→ **EXERCISE INPUTS**:
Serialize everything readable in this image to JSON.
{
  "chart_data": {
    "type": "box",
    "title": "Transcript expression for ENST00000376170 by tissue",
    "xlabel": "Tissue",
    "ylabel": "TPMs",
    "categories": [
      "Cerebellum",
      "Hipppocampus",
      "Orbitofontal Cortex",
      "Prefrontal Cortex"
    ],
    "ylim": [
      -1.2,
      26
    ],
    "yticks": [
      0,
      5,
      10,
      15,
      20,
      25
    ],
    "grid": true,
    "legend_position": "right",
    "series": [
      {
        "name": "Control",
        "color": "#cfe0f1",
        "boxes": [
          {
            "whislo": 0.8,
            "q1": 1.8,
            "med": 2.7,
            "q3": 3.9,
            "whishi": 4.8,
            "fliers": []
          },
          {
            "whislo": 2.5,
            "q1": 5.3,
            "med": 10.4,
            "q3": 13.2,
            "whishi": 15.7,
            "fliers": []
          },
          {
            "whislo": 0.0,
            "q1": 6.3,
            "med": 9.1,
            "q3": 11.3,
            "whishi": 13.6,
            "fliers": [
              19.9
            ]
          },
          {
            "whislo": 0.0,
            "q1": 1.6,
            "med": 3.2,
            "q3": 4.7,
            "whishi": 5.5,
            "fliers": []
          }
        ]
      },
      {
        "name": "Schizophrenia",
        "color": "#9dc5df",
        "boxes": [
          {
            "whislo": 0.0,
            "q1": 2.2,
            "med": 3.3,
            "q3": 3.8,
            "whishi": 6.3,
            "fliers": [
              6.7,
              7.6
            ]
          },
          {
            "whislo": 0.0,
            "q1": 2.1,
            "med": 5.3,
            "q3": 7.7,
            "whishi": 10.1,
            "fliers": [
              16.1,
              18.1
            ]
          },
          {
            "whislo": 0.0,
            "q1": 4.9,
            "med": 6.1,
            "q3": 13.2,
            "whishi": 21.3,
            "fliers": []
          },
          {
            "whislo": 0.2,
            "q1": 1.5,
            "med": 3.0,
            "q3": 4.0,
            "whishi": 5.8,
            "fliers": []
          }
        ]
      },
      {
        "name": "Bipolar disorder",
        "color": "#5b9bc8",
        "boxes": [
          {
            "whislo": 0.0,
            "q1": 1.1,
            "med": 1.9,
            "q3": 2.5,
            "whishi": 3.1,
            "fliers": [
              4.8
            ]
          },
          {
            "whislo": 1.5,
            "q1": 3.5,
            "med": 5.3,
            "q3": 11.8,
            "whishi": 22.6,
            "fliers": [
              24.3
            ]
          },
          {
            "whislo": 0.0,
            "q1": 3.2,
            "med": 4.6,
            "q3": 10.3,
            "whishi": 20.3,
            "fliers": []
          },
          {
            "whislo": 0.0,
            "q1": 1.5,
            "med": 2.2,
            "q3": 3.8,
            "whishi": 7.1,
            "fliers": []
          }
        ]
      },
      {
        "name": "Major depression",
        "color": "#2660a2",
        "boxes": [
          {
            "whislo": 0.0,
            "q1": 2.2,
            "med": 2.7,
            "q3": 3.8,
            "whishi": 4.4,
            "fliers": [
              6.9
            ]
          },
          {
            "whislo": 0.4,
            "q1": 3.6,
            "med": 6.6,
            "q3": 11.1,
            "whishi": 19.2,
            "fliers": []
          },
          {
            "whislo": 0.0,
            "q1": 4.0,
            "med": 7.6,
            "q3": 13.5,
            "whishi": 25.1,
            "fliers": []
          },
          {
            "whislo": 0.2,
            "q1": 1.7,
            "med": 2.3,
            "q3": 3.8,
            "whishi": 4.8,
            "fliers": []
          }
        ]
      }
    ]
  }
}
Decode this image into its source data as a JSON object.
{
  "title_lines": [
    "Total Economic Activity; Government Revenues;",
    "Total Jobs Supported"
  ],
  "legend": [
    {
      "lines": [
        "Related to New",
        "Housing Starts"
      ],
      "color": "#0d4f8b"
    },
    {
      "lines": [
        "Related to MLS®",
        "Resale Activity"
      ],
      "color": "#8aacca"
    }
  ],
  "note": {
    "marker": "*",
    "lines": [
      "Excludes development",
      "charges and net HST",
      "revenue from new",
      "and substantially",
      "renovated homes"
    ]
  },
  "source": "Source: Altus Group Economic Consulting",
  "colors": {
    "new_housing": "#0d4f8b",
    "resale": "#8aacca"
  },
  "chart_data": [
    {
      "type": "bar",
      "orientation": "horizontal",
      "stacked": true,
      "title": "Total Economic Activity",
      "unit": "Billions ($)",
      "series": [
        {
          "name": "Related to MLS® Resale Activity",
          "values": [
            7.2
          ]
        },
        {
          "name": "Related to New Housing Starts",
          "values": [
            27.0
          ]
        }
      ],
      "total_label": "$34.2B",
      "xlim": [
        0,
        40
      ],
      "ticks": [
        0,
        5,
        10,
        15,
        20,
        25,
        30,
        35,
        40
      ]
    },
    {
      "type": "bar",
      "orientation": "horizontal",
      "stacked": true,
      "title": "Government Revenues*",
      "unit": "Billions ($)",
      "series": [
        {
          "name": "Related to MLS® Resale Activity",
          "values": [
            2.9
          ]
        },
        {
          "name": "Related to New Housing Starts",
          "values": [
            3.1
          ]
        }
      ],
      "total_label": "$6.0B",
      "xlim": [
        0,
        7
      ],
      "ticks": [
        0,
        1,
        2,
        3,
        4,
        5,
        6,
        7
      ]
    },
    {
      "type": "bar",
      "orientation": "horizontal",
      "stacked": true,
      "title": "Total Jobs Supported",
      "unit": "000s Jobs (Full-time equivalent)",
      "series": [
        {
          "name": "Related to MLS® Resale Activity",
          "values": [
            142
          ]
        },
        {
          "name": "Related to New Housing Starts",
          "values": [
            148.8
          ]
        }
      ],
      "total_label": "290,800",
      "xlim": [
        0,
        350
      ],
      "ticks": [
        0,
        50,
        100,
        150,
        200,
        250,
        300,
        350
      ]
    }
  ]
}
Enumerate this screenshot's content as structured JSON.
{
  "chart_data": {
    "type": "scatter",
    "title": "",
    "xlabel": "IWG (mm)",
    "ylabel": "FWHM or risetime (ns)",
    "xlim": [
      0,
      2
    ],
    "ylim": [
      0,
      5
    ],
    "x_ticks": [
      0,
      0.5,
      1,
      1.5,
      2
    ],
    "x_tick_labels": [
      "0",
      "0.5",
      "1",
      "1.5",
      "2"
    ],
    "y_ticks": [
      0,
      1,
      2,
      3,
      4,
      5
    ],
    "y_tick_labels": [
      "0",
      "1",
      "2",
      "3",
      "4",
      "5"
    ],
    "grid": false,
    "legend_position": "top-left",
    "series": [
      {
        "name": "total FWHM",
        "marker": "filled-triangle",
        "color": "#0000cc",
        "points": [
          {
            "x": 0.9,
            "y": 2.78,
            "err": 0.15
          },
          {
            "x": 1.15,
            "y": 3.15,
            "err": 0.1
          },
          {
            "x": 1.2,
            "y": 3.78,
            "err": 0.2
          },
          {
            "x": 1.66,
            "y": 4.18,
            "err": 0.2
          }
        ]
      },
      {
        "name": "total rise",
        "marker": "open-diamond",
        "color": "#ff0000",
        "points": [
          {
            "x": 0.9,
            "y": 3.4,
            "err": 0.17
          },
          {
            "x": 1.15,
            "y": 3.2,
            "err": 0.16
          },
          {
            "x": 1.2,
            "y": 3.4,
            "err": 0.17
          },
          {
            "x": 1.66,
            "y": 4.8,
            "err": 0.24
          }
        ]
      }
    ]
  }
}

→ **PROBLEM**:
Choose all lines containing the string "Government" and copy them out.

→ **EXPECTED ANSWER**:
    "Total Economic Activity; Government Revenues;",
      "title": "Government Revenues*",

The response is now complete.